▸ **DO THIS**: From the entries below, copy out every line with "document" in it.

Start RECORDS FOR THE EXERCISE

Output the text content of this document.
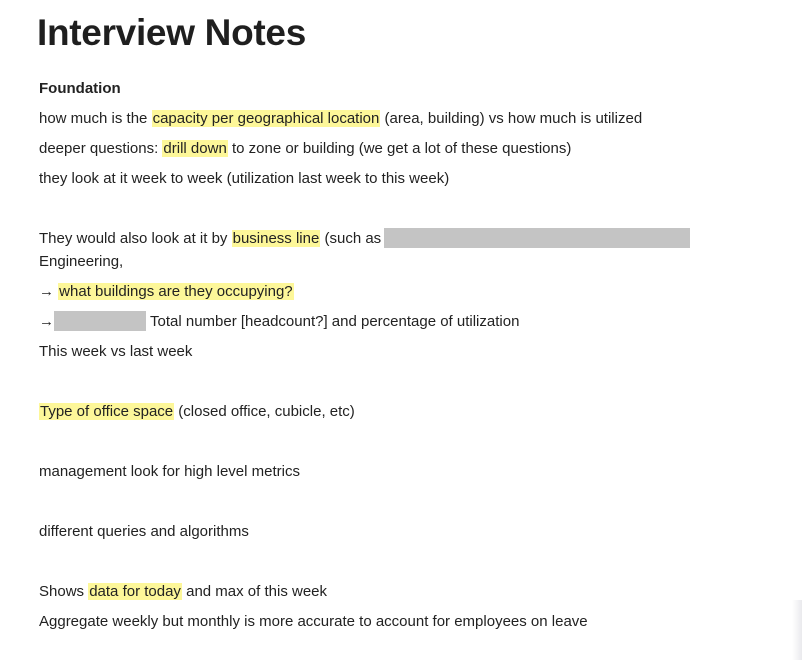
Interview Notes
Foundation
how much is the capacity per geographical location (area, building) vs how much is utilized
deeper questions: drill down to zone or building (we get a lot of these questions)
they look at it week to week (utilization last week to this week)
They would also look at it by business line (such as
Engineering,
→ what buildings are they occupying?
→	Total number [headcount?] and percentage of utilization
This week vs last week
Type of office space (closed office, cubicle, etc)
management look for high level metrics
different queries and algorithms
Shows data for today and max of this week
Aggregate weekly but monthly is more accurate to account for employees on leave
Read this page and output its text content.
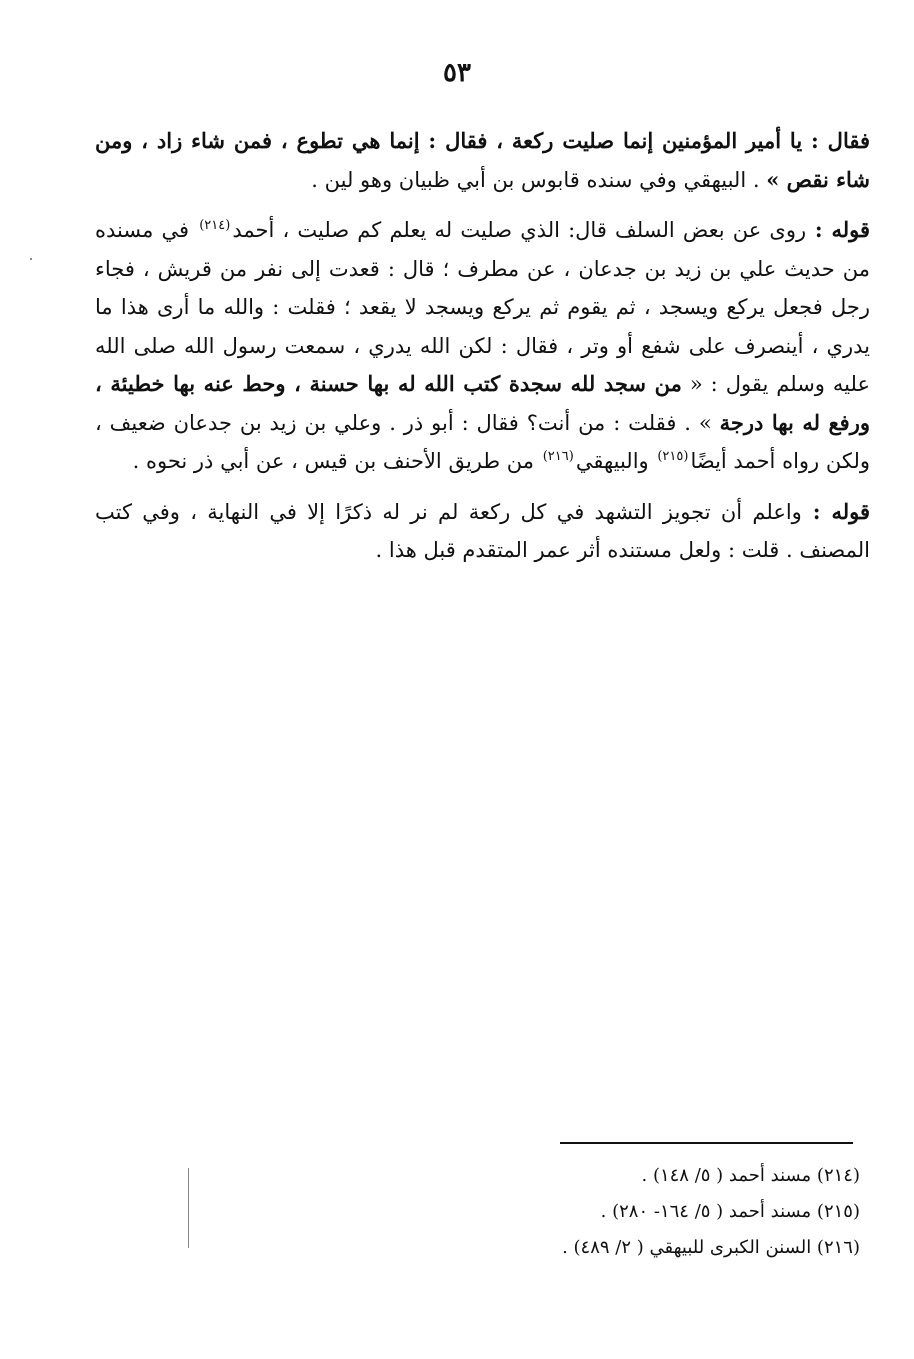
٥٣

فقال : يا أمير المؤمنين إنما صليت ركعة ، فقال : إنما هي تطوع ، فمن شاء زاد ، ومن شاء نقص » . البيهقي وفي سنده قابوس بن أبي ظبيان وهو لين .

قوله : روى عن بعض السلف قال: الذي صليت له يعلم كم صليت ، أحمد$^{(٢١٤)}$ في مسنده من حديث علي بن زيد بن جدعان ، عن مطرف ؛ قال : قعدت إلى نفر من قريش ، فجاء رجل فجعل يركع ويسجد ، ثم يقوم ثم يركع ويسجد لا يقعد ؛ فقلت : والله ما أرى هذا ما يدري ، أينصرف على شفع أو وتر ، فقال : لكن الله يدري ، سمعت رسول الله صلى الله عليه وسلم يقول : « من سجد لله سجدة كتب الله له بها حسنة ، وحط عنه بها خطيئة ، ورفع له بها درجة » . فقلت : من أنت؟ فقال : أبو ذر . وعلي بن زيد بن جدعان ضعيف ، ولكن رواه أحمد أيضًا$^{(٢١٥)}$ والبيهقي$^{(٢١٦)}$ من طريق الأحنف بن قيس ، عن أبي ذر نحوه .

قوله : واعلم أن تجويز التشهد في كل ركعة لم نر له ذكرًا إلا في النهاية ، وفي كتب المصنف . قلت : ولعل مستنده أثر عمر المتقدم قبل هذا .

(٢١٤) مسند أحمد ( ٥/ ١٤٨) .

(٢١٥) مسند أحمد ( ٥/ ١٦٤- ٢٨٠) .

(٢١٦) السنن الكبرى للبيهقي ( ٢/ ٤٨٩) .
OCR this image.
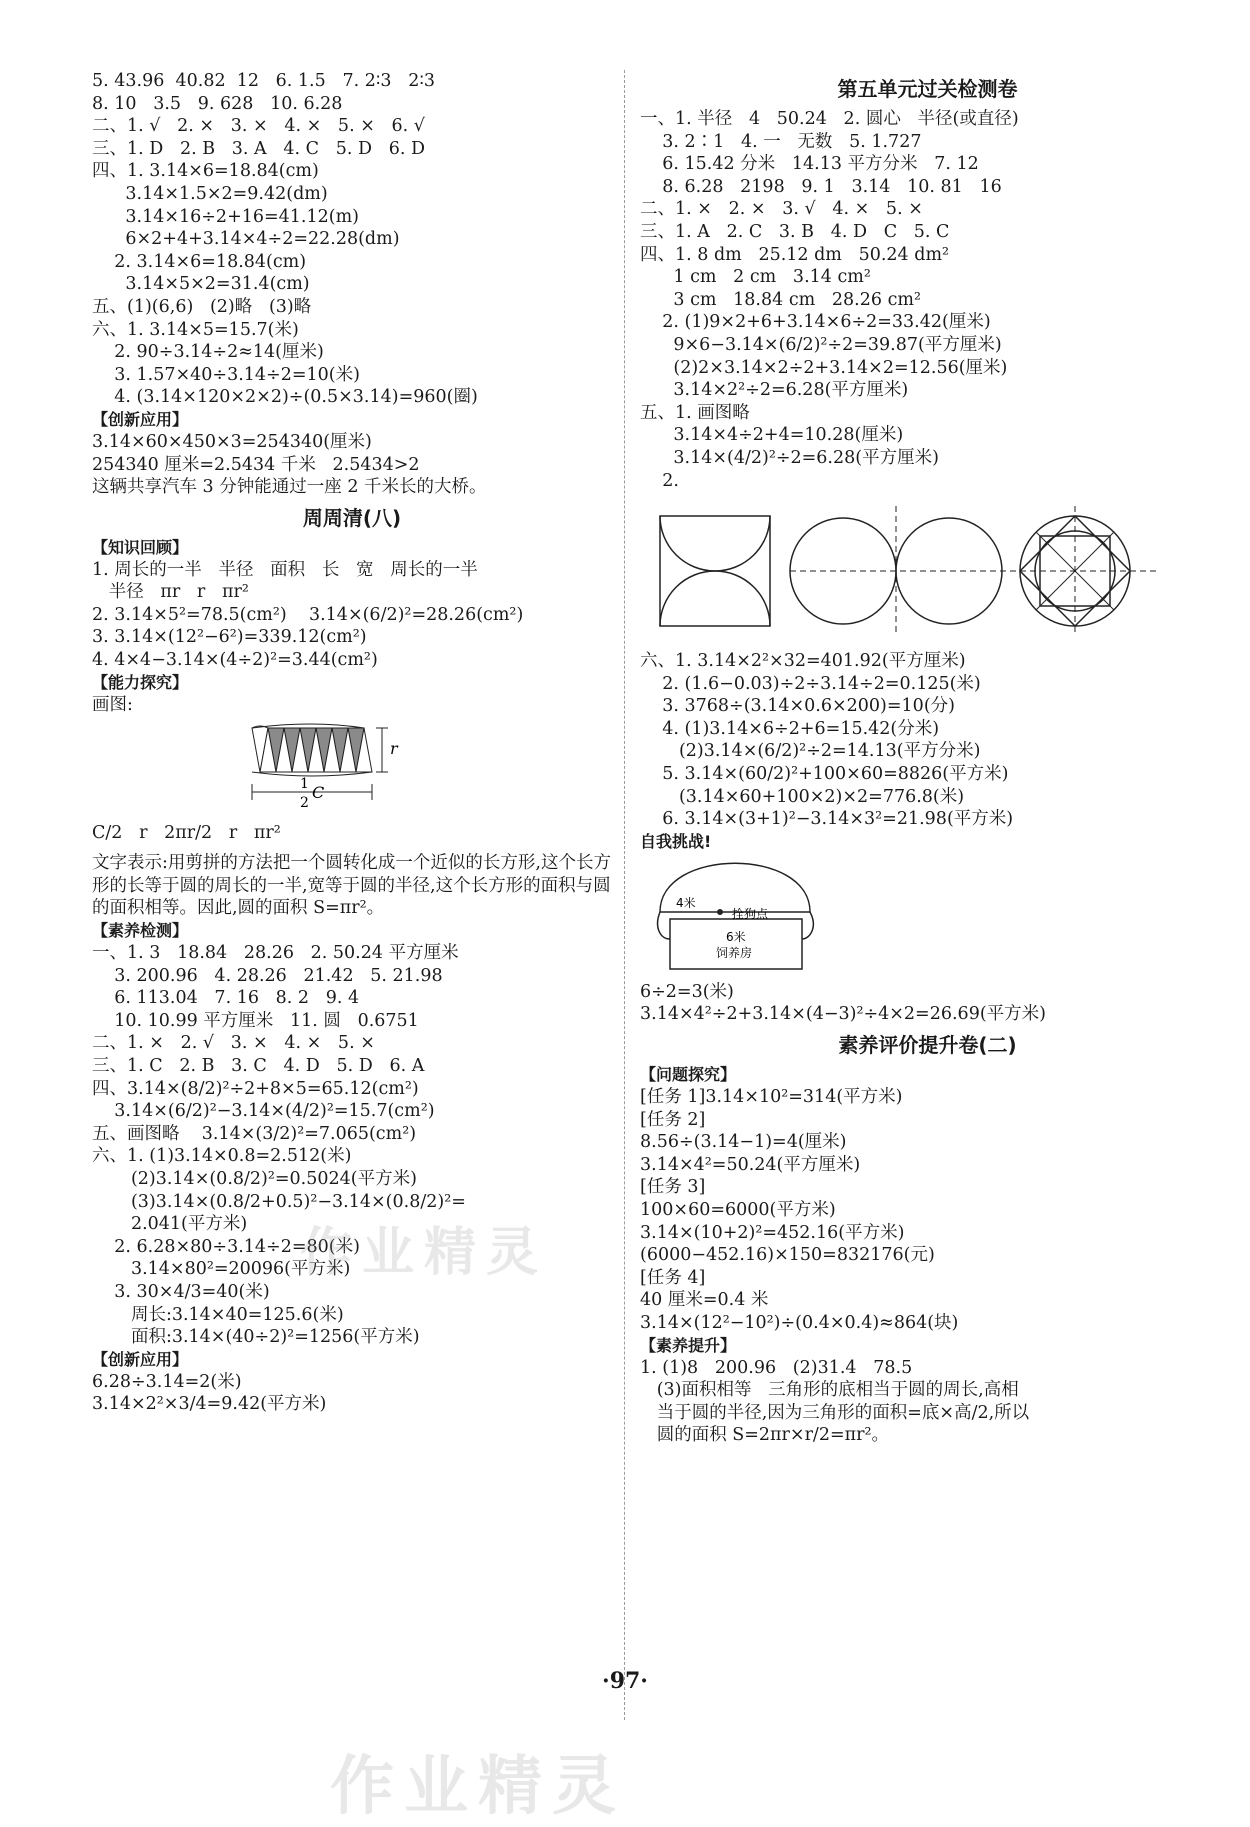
5. 43.96  40.82  12   6. 1.5   7. 2∶3   2∶3
8. 10   3.5   9. 628   10. 6.28
二、1. √   2. ×   3. ×   4. ×   5. ×   6. √
三、1. D   2. B   3. A   4. C   5. D   6. D
四、1. 3.14×6=18.84(cm)
3.14×1.5×2=9.42(dm)
3.14×16÷2+16=41.12(m)
6×2+4+3.14×4÷2=22.28(dm)
2. 3.14×6=18.84(cm)
3.14×5×2=31.4(cm)
五、(1)(6,6)   (2)略   (3)略
六、1. 3.14×5=15.7(米)
2. 90÷3.14÷2≈14(厘米)
3. 1.57×40÷3.14÷2=10(米)
4. (3.14×120×2×2)÷(0.5×3.14)=960(圈)
【创新应用】
3.14×60×450×3=254340(厘米)
254340 厘米=2.5434 千米   2.5434>2
这辆共享汽车 3 分钟能通过一座 2 千米长的大桥。
周周清(八)
【知识回顾】
1. 周长的一半   半径   面积   长   宽   周长的一半
半径   πr   r   πr²
2. 3.14×5²=78.5(cm²)    3.14×(6/2)²=28.26(cm²)
3. 3.14×(12²−6²)=339.12(cm²)
4. 4×4−3.14×(4÷2)²=3.44(cm²)
【能力探究】
画图:
r
1
2
C
C/2   r   2πr/2   r   πr²
文字表示:用剪拼的方法把一个圆转化成一个近似的长方形,这个长方形的长等于圆的周长的一半,宽等于圆的半径,这个长方形的面积与圆的面积相等。因此,圆的面积 S=πr²。
【素养检测】
一、1. 3   18.84   28.26   2. 50.24 平方厘米
3. 200.96   4. 28.26   21.42   5. 21.98
6. 113.04   7. 16   8. 2   9. 4
10. 10.99 平方厘米   11. 圆   0.6751
二、1. ×   2. √   3. ×   4. ×   5. ×
三、1. C   2. B   3. C   4. D   5. D   6. A
四、3.14×(8/2)²÷2+8×5=65.12(cm²)
3.14×(6/2)²−3.14×(4/2)²=15.7(cm²)
五、画图略    3.14×(3/2)²=7.065(cm²)
六、1. (1)3.14×0.8=2.512(米)
(2)3.14×(0.8/2)²=0.5024(平方米)
(3)3.14×(0.8/2+0.5)²−3.14×(0.8/2)²=
2.041(平方米)
2. 6.28×80÷3.14÷2=80(米)
3.14×80²=20096(平方米)
3. 30×4/3=40(米)
周长:3.14×40=125.6(米)
面积:3.14×(40÷2)²=1256(平方米)
【创新应用】
6.28÷3.14=2(米)
3.14×2²×3/4=9.42(平方米)
第五单元过关检测卷
一、1. 半径   4   50.24   2. 圆心   半径(或直径)
3. 2∶1   4. 一   无数   5. 1.727
6. 15.42 分米   14.13 平方分米   7. 12
8. 6.28   2198   9. 1   3.14   10. 81   16
二、1. ×   2. ×   3. √   4. ×   5. ×
三、1. A   2. C   3. B   4. D   C   5. C
四、1. 8 dm   25.12 dm   50.24 dm²
1 cm   2 cm   3.14 cm²
3 cm   18.84 cm   28.26 cm²
2. (1)9×2+6+3.14×6÷2=33.42(厘米)
9×6−3.14×(6/2)²÷2=39.87(平方厘米)
(2)2×3.14×2÷2+3.14×2=12.56(厘米)
3.14×2²÷2=6.28(平方厘米)
五、1. 画图略
3.14×4÷2+4=10.28(厘米)
3.14×(4/2)²÷2=6.28(平方厘米)
2.
六、1. 3.14×2²×32=401.92(平方厘米)
2. (1.6−0.03)÷2÷3.14÷2=0.125(米)
3. 3768÷(3.14×0.6×200)=10(分)
4. (1)3.14×6÷2+6=15.42(分米)
(2)3.14×(6/2)²÷2=14.13(平方分米)
5. 3.14×(60/2)²+100×60=8826(平方米)
(3.14×60+100×2)×2=776.8(米)
6. 3.14×(3+1)²−3.14×3²=21.98(平方米)
自我挑战!
4米
拴狗点
6米
饲养房
6÷2=3(米)
3.14×4²÷2+3.14×(4−3)²÷4×2=26.69(平方米)
素养评价提升卷(二)
【问题探究】
[任务 1]3.14×10²=314(平方米)
[任务 2]
8.56÷(3.14−1)=4(厘米)
3.14×4²=50.24(平方厘米)
[任务 3]
100×60=6000(平方米)
3.14×(10+2)²=452.16(平方米)
(6000−452.16)×150=832176(元)
[任务 4]
40 厘米=0.4 米
3.14×(12²−10²)÷(0.4×0.4)≈864(块)
【素养提升】
1. (1)8   200.96   (2)31.4   78.5
(3)面积相等   三角形的底相当于圆的周长,高相
当于圆的半径,因为三角形的面积=底×高/2,所以
圆的面积 S=2πr×r/2=πr²。
·97·
作业精灵
作业精灵
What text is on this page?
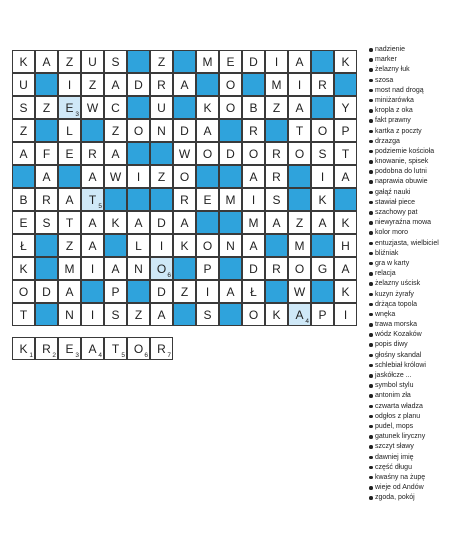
K A Z U S	Z	M E D I A	K
U	I Z A D R A	O	M I R
S Z E 3 W C	U	K O B Z A	Y
Z	L	Z O N D A	R	T O P
A F E R A	W O D O R O S T
A	A W I Z O	A R	I A
B R A T 5	R E M I S	K
E S T A K A D A	M A Z A K
Ł	Z A	L I K O N A	M	H
K	M I A N O 6	P	D R O G A
O D A	P	D Z I A Ł	W	K
T	N I S Z A	S	O K A 4 P I
K 1 R 2 E 3 A 4 T 5 O 6 R 7
nadzienie
marker
żelazny łuk
szosa
most nad drogą
miniżarówka
kropla z oka
fakt prawny
kartka z poczty
drzazga
podziemie kościoła
knowanie, spisek
podobna do lutni
naprawia obuwie
gałąź nauki
stawiał piece
szachowy pat
niewyraźna mowa
kolor moro
entuzjasta, wielbiciel
bliźniak
gra w karty
relacja
żelazny uścisk
kuzyn żyrafy
drżąca topola
wnęka
trawa morska
wódz Kozaków
popis diwy
głośny skandal
schlebiał królowi
jaskółcze ...
symbol stylu
antonim zła
czwarta władza
odgłos z planu
pudel, mops
gatunek liryczny
szczyt sławy
dawniej imię
część długu
kwaśny na żupę
wieje od Andów
zgoda, pokój
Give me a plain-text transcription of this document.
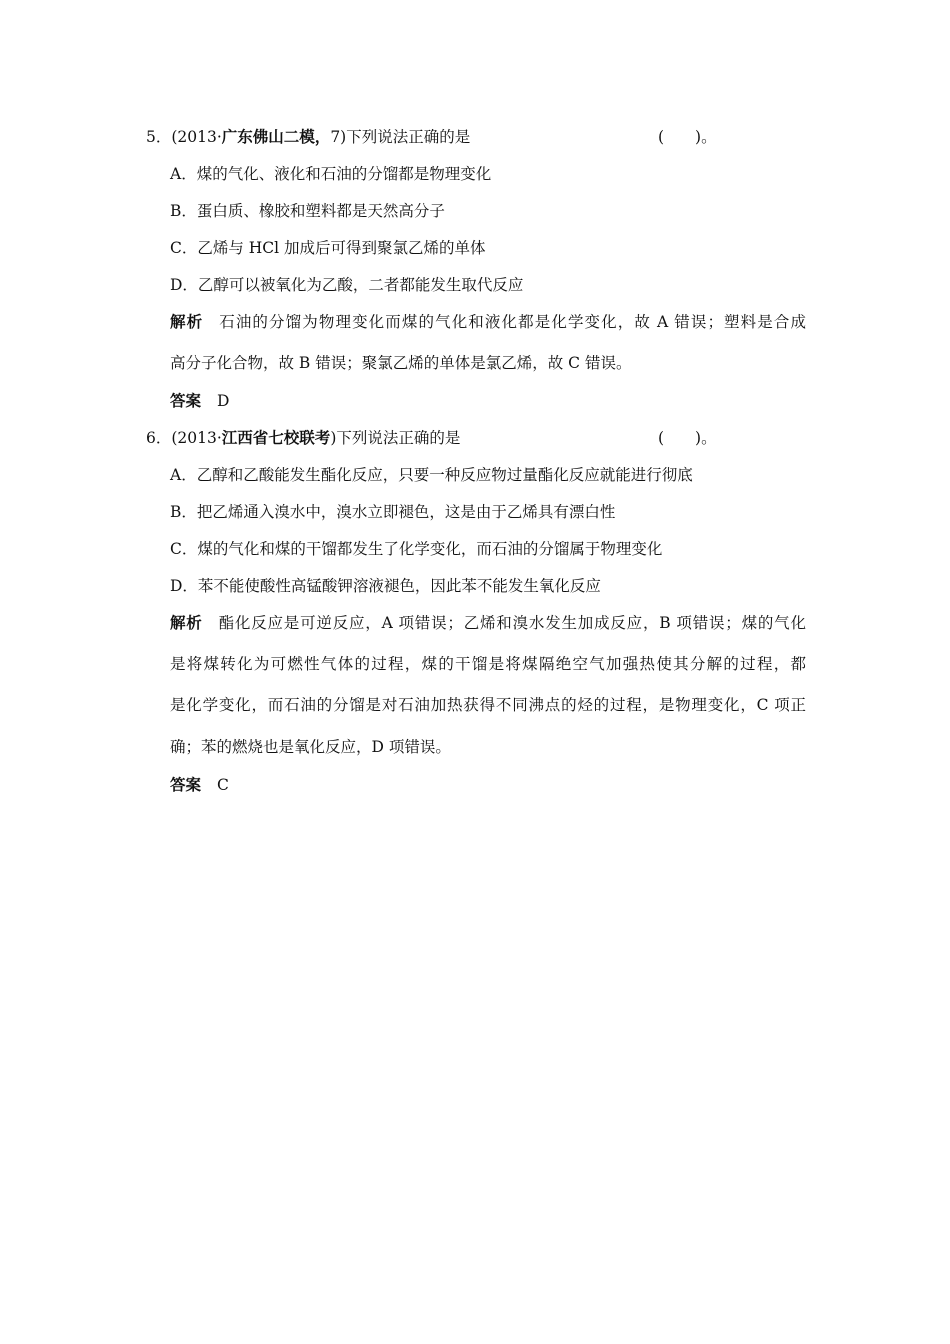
5．(2013·广东佛山二模，7)下列说法正确的是	(　　)。
A．煤的气化、液化和石油的分馏都是物理变化
B．蛋白质、橡胶和塑料都是天然高分子
C．乙烯与 HCl 加成后可得到聚氯乙烯的单体
D．乙醇可以被氧化为乙酸，二者都能发生取代反应
解析 石油的分馏为物理变化而煤的气化和液化都是化学变化，故 A 错误；塑料是合成
高分子化合物，故 B 错误；聚氯乙烯的单体是氯乙烯，故 C 错误。
答案 D
6．(2013·江西省七校联考)下列说法正确的是	(　　)。
A．乙醇和乙酸能发生酯化反应，只要一种反应物过量酯化反应就能进行彻底
B．把乙烯通入溴水中，溴水立即褪色，这是由于乙烯具有漂白性
C．煤的气化和煤的干馏都发生了化学变化，而石油的分馏属于物理变化
D．苯不能使酸性高锰酸钾溶液褪色，因此苯不能发生氧化反应
解析 酯化反应是可逆反应，A 项错误；乙烯和溴水发生加成反应，B 项错误；煤的气化
是将煤转化为可燃性气体的过程，煤的干馏是将煤隔绝空气加强热使其分解的过程，都
是化学变化，而石油的分馏是对石油加热获得不同沸点的烃的过程，是物理变化，C 项正
确；苯的燃烧也是氧化反应，D 项错误。
答案 C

End RECORDS FOR THE EXERCISE

▸ **OUTPUT BELOW**:
Output the text content of this document.
Give me a plain-text transcription of this document.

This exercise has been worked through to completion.